━━━━━ Supplied material ━━━━━
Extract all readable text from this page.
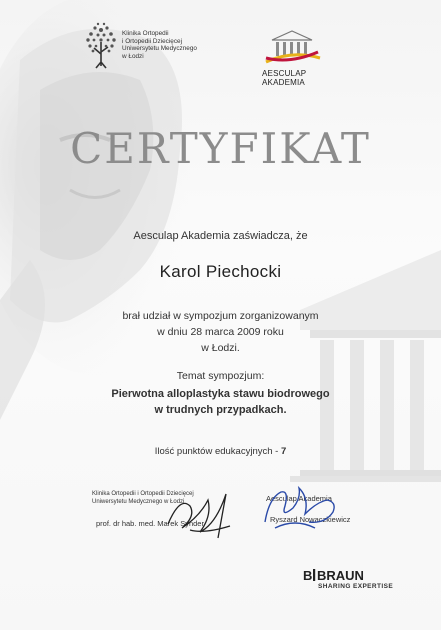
Klinika Ortopedii
i Ortopedii Dziecięcej
Uniwersytetu Medycznego
w Łodzi
AESCULAP
AKADEMIA
CERTYFIKAT
Aesculap Akademia zaświadcza, że
Karol Piechocki
brał udział w sympozjum zorganizowanym
w dniu 28 marca 2009 roku
w Łodzi.
Temat sympozjum:
Pierwotna alloplastyka stawu biodrowego
w trudnych przypadkach.
Ilość punktów edukacyjnych - 7
Klinika Ortopedii i Ortopedii Dziecięcej
Uniwersytetu Medycznego w Łodzi
prof. dr hab. med. Marek Synder
Aesculap Akademia
Ryszard Nowaczkiewicz
B BRAUN
SHARING EXPERTISE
━━━━━
Task prompt: Reply with nothing but the number of lines that contain the word "Uniwersytetu".

Written reply: 2